[Some records]
• • •
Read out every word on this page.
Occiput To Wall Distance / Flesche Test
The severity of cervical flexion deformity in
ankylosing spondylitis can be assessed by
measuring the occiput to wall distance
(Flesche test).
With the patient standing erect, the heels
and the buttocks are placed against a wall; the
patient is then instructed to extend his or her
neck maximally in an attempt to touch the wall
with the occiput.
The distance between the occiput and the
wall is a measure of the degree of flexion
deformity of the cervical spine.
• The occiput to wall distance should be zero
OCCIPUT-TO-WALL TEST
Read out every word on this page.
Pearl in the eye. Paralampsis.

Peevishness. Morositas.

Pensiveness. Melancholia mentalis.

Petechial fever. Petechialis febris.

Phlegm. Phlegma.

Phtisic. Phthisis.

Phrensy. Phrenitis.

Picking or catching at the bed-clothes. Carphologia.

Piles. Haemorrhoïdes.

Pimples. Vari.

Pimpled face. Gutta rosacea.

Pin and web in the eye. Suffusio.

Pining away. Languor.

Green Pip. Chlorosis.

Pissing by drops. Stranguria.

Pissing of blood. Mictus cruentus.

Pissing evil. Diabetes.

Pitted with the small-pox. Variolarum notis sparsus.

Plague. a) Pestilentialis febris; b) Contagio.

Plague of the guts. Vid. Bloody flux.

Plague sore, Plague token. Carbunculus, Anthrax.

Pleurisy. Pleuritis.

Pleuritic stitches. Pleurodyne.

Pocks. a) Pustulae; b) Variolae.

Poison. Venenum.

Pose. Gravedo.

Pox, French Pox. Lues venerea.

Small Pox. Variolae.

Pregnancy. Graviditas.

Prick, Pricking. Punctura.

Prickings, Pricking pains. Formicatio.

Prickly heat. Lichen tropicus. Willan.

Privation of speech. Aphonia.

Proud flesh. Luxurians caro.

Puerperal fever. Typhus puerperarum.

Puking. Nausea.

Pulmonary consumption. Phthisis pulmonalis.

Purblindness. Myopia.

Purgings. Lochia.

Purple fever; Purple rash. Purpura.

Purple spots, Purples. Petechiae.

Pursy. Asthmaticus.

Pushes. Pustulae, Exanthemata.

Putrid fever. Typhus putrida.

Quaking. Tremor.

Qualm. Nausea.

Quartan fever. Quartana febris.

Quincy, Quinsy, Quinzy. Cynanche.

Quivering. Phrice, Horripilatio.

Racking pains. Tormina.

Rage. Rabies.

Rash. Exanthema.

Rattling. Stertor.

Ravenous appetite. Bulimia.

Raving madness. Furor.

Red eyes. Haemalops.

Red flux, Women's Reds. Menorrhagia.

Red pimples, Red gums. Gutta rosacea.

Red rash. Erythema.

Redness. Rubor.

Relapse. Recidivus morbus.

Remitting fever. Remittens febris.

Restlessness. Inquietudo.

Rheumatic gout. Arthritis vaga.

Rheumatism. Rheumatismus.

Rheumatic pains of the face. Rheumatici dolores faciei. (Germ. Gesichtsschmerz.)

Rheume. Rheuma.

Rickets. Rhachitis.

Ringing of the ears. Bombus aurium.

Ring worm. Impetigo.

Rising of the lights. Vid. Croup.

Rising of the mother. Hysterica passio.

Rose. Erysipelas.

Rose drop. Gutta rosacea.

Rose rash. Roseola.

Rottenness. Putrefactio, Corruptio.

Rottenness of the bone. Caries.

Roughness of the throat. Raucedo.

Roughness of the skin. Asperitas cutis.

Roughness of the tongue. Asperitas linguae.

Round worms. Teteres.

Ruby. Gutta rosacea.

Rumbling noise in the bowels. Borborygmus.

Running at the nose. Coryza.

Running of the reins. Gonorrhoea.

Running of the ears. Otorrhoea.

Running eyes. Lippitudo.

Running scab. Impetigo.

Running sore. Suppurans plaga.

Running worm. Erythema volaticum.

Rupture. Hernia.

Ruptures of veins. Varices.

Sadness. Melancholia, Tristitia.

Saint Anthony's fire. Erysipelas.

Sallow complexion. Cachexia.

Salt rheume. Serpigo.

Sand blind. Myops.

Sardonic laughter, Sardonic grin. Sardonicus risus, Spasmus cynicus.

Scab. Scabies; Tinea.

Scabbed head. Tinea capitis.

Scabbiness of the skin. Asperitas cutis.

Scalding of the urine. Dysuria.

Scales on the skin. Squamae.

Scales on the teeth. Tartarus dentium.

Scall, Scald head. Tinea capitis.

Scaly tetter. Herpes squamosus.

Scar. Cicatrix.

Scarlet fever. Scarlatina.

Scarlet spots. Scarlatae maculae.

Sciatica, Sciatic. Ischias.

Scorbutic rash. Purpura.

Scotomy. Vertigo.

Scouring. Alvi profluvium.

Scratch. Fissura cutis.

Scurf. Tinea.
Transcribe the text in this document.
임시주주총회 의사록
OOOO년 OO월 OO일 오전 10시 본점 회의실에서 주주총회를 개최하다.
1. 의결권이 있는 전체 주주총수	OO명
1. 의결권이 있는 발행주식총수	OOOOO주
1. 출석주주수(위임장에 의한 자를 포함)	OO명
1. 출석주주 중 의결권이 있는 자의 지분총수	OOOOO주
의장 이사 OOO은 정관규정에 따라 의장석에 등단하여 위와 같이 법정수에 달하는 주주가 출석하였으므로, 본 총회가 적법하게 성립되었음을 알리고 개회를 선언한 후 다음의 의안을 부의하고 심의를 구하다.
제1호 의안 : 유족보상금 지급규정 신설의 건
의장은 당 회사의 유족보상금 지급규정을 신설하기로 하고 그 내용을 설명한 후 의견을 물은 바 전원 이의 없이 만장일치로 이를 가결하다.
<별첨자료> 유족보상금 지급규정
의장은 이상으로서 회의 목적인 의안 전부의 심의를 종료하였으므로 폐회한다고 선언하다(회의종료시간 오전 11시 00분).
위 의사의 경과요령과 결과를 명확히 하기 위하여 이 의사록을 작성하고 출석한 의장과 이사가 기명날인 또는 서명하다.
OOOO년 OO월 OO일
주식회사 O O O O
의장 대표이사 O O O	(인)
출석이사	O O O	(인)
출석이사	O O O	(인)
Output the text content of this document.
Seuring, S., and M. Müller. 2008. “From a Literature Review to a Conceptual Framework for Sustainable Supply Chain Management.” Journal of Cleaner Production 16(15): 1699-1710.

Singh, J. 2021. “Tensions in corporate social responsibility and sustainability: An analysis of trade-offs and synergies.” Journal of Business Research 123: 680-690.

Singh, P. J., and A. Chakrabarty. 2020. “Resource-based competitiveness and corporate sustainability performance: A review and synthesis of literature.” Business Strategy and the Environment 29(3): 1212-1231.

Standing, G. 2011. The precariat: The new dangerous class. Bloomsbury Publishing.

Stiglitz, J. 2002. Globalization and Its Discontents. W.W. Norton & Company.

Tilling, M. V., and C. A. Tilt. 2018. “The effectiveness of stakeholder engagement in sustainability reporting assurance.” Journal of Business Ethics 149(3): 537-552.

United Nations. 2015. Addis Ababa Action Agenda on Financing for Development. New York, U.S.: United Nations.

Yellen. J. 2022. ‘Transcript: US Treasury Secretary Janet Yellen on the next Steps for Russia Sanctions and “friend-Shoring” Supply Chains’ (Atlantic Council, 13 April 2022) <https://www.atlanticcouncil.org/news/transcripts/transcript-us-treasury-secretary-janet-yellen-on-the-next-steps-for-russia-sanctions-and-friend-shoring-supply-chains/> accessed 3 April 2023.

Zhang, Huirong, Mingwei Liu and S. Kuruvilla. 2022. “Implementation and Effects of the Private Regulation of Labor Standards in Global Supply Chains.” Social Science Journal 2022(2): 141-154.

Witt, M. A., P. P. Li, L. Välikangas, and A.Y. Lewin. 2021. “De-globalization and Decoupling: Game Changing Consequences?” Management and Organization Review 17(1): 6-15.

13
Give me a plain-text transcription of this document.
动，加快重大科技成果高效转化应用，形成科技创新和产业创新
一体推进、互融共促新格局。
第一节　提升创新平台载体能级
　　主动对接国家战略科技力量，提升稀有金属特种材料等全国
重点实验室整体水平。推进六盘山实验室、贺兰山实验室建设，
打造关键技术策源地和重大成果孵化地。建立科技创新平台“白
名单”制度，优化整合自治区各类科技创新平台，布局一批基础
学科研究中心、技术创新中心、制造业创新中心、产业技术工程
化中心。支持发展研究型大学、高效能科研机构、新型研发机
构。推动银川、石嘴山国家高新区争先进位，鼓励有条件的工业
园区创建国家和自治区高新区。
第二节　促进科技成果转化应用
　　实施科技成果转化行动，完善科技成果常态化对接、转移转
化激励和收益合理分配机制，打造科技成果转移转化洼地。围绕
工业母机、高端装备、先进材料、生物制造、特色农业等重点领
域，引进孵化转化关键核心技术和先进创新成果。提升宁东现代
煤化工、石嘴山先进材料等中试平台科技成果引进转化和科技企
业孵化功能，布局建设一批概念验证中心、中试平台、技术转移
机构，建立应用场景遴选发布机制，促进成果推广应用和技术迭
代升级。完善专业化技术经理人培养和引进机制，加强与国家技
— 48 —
• • •
▸ **Stated goal**: State how many lines of the listing hold the string "Phthisis"; reply with the number and nothing else.

▸ **Written answer**: 2